**Exercise brief**:
Out of the lines below, please list those that hold the string "apps".
== Given data ==
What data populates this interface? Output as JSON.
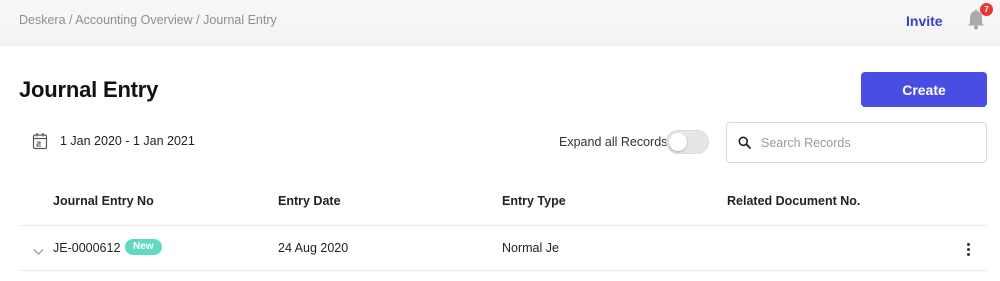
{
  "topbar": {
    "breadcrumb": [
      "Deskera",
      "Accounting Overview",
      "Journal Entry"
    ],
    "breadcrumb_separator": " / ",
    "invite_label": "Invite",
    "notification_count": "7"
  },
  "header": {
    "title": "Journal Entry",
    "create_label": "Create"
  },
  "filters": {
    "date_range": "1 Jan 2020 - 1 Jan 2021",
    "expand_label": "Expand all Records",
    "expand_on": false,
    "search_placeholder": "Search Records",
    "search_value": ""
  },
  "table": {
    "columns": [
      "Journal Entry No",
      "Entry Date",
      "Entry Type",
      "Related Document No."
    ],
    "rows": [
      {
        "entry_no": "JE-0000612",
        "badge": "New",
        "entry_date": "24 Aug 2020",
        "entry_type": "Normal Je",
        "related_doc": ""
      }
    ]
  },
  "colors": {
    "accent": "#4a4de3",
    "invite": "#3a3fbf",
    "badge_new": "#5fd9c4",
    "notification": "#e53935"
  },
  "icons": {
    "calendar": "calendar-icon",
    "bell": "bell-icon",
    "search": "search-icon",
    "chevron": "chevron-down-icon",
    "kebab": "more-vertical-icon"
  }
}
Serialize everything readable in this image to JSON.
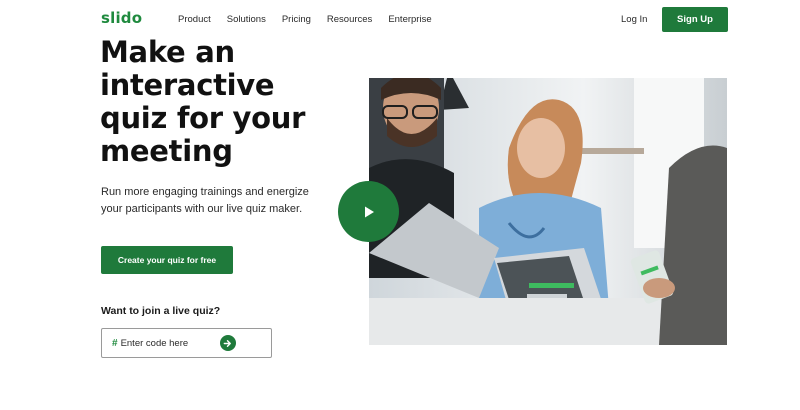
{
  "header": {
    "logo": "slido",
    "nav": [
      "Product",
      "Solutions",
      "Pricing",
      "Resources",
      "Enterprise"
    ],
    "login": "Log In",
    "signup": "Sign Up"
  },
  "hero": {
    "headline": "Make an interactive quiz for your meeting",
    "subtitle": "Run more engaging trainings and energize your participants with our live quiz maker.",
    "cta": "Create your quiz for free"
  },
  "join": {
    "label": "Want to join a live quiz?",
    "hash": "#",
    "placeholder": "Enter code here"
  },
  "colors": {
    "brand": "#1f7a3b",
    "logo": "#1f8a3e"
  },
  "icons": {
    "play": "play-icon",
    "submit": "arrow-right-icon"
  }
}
===
== Given data ==
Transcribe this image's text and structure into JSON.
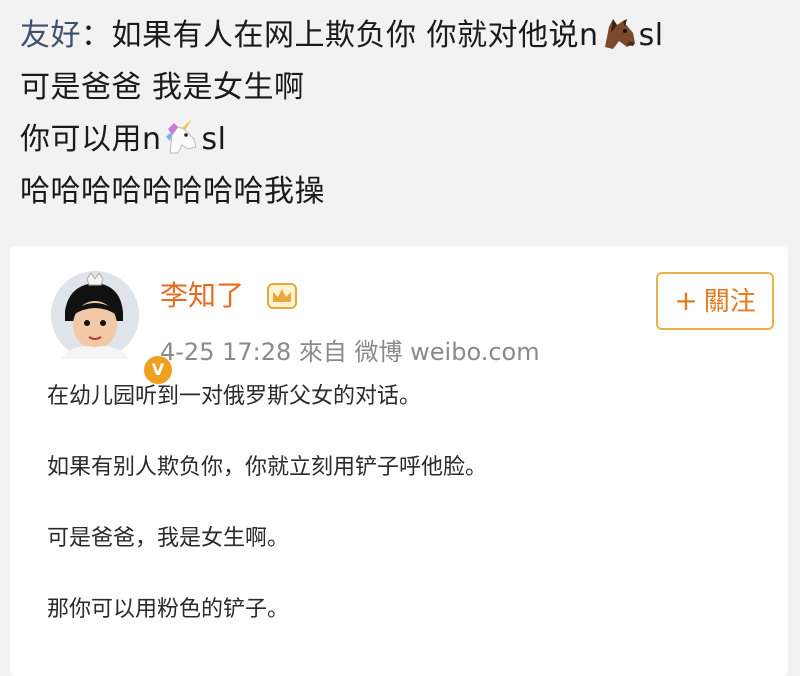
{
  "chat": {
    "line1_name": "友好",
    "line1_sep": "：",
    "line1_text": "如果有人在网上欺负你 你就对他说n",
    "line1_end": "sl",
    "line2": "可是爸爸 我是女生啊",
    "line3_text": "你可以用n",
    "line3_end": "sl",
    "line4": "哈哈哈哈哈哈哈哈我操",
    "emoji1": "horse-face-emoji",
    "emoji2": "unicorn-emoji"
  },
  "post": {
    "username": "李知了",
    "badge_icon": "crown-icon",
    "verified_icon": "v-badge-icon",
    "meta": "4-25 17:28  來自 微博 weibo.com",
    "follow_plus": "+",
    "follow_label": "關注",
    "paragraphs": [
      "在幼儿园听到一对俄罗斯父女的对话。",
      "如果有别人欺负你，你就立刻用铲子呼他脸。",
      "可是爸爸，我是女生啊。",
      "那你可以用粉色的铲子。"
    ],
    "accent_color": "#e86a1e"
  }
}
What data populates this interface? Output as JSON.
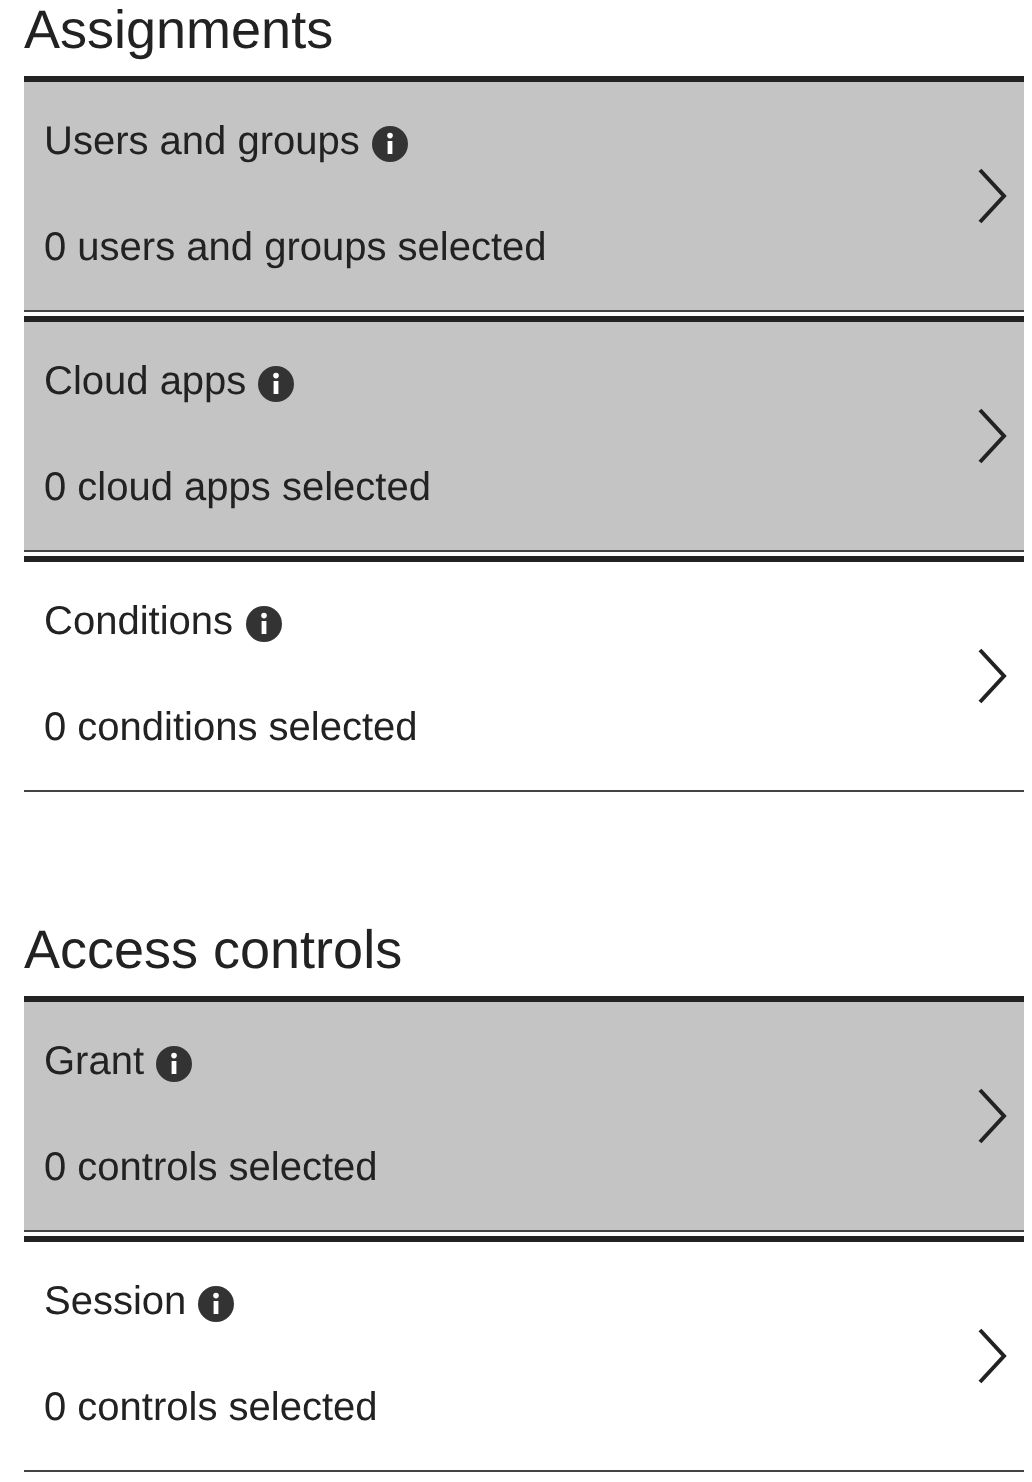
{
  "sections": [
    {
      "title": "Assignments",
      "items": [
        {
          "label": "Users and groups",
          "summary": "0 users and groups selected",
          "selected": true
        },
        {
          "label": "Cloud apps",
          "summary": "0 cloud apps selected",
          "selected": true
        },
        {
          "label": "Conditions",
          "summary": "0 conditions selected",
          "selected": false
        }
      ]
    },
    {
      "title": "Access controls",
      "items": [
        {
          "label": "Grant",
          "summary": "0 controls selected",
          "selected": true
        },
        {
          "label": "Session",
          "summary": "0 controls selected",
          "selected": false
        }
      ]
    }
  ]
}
===
== Given data ==
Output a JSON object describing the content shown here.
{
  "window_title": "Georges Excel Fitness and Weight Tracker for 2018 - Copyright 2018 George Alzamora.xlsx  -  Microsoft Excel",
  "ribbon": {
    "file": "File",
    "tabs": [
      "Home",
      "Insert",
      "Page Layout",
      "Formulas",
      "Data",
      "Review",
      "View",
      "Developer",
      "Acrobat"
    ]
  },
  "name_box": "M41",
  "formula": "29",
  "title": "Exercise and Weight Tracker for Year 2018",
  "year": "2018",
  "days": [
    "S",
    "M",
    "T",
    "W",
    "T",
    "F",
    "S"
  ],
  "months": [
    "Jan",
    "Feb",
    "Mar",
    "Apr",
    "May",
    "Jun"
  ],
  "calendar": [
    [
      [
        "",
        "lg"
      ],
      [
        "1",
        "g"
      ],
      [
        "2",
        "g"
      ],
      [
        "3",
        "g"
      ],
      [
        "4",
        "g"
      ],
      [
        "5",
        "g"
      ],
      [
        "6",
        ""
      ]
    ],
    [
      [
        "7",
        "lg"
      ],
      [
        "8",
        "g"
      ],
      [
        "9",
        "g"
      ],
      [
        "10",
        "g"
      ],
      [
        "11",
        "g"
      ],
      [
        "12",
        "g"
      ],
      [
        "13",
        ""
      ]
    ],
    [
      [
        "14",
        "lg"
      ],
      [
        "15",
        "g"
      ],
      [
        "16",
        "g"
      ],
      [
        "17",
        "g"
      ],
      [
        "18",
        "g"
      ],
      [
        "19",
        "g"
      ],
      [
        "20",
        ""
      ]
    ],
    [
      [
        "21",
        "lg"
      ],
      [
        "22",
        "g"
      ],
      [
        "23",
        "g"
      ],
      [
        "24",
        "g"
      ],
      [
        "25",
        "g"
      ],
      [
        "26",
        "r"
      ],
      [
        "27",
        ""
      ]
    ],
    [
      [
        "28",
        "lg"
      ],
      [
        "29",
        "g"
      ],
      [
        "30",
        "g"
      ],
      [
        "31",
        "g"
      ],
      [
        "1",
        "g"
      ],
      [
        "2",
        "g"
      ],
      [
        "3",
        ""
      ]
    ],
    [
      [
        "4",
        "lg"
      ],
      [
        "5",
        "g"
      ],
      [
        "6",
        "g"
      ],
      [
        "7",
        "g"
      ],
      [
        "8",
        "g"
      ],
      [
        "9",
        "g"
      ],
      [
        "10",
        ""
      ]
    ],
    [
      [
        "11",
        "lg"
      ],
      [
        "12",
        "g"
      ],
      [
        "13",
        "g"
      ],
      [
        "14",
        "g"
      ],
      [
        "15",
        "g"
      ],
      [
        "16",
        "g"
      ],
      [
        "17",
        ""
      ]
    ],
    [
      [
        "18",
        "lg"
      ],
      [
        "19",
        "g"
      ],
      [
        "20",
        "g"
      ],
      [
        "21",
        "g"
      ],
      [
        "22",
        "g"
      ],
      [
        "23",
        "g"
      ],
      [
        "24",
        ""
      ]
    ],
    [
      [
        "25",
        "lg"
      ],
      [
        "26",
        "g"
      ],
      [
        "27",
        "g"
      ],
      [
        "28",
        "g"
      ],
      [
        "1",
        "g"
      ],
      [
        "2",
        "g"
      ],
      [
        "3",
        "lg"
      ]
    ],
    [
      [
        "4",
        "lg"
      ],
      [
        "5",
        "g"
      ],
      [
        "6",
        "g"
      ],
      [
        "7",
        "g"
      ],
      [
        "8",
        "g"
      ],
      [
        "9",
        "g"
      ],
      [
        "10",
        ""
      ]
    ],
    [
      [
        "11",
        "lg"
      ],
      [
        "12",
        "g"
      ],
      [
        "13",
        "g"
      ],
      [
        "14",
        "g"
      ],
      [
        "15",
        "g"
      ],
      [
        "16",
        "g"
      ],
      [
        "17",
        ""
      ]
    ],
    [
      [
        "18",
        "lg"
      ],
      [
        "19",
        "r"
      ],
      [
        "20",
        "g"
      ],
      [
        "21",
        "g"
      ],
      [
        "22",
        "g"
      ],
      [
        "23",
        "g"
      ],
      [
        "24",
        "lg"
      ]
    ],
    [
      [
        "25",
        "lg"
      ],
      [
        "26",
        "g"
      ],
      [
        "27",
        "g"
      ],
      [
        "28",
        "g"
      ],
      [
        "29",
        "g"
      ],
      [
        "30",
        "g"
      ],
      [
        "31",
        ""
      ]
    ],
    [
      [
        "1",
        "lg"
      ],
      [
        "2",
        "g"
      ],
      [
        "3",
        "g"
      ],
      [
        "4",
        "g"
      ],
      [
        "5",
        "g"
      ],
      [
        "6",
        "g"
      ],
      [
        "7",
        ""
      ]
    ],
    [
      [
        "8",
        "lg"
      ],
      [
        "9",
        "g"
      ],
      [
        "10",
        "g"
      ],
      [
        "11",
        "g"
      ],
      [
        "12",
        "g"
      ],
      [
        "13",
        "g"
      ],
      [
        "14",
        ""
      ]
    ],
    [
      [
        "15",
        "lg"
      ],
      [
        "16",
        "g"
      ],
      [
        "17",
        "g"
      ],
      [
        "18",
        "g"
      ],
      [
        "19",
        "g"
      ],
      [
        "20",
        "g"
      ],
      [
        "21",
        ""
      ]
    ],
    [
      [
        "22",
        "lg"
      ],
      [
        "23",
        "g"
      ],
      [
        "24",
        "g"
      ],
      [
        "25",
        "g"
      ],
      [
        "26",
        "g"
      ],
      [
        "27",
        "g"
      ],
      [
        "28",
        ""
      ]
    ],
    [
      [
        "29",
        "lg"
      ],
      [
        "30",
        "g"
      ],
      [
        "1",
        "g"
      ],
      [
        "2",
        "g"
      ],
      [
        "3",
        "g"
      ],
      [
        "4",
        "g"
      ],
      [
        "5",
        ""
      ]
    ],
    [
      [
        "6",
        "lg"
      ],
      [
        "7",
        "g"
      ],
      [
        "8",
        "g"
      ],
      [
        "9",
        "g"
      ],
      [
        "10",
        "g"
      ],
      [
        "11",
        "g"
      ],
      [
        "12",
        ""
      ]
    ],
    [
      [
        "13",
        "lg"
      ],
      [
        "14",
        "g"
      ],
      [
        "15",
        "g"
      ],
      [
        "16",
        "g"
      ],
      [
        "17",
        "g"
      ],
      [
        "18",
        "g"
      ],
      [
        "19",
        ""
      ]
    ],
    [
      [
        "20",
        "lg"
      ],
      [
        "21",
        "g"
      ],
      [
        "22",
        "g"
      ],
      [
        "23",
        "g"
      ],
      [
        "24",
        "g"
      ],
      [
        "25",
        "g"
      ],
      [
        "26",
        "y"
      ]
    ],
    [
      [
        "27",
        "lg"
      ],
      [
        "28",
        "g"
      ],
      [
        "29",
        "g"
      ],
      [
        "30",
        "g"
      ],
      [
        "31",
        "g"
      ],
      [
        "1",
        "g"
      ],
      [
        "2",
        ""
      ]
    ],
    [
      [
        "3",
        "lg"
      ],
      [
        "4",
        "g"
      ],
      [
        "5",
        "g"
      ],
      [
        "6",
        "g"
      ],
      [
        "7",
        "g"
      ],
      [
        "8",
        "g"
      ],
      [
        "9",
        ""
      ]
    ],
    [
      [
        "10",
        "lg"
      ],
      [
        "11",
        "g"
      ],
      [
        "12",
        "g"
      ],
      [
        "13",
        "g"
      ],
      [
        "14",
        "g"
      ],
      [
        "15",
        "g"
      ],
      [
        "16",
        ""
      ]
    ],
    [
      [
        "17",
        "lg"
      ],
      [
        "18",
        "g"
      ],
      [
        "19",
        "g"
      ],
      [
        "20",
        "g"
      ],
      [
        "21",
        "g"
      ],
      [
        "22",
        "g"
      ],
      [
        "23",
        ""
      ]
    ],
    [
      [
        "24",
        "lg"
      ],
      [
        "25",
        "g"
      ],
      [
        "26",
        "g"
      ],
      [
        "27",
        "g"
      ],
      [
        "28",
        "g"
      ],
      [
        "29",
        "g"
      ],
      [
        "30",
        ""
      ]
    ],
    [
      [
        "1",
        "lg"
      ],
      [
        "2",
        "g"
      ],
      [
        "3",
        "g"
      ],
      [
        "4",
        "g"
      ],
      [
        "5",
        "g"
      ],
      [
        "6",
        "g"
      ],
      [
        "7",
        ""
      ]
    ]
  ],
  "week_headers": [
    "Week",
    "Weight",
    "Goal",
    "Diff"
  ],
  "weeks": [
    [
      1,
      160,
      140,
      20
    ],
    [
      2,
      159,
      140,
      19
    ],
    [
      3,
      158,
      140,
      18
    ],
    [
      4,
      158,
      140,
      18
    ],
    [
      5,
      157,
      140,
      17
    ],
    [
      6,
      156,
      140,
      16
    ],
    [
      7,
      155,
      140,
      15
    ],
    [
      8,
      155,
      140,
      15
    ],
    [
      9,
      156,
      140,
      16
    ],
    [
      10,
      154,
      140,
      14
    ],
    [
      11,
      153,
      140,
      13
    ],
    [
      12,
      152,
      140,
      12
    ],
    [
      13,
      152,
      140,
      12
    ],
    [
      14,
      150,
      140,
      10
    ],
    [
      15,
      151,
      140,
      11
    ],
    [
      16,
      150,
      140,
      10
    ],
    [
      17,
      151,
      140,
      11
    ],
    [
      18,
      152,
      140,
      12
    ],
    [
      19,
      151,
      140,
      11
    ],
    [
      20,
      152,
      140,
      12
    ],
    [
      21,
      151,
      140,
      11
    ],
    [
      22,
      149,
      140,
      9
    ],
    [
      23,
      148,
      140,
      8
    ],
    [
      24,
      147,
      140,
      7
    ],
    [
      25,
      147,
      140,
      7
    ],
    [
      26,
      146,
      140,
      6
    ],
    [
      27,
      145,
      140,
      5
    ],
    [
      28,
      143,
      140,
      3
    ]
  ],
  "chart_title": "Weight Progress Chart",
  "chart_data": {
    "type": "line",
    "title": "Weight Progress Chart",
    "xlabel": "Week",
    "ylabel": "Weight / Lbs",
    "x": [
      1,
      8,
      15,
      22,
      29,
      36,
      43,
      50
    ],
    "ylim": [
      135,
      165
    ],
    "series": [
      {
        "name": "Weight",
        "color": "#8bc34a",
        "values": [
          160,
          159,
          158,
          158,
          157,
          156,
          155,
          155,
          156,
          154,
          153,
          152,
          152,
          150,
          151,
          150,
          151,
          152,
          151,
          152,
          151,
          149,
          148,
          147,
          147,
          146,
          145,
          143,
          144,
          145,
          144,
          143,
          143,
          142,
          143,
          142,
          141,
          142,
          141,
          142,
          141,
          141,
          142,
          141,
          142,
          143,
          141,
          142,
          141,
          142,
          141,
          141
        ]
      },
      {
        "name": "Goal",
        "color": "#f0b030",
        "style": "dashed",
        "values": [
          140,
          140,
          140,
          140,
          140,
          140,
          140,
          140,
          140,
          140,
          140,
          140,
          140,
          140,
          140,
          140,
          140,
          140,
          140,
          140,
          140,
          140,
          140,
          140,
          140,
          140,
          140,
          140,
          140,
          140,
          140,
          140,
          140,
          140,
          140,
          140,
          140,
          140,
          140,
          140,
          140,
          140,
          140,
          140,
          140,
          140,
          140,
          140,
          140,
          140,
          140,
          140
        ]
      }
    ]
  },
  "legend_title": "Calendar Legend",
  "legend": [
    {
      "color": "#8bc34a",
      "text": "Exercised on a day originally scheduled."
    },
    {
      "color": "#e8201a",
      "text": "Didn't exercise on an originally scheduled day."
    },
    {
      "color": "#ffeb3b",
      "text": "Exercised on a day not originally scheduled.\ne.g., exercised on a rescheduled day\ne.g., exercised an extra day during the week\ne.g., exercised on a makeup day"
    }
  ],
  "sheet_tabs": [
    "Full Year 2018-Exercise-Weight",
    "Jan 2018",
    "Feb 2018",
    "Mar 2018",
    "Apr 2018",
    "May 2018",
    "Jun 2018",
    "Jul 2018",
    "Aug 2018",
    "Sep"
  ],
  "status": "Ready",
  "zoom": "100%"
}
===
**Exercise response**:
          "label": "Cloud apps",
          "summary": "0 cloud apps selected",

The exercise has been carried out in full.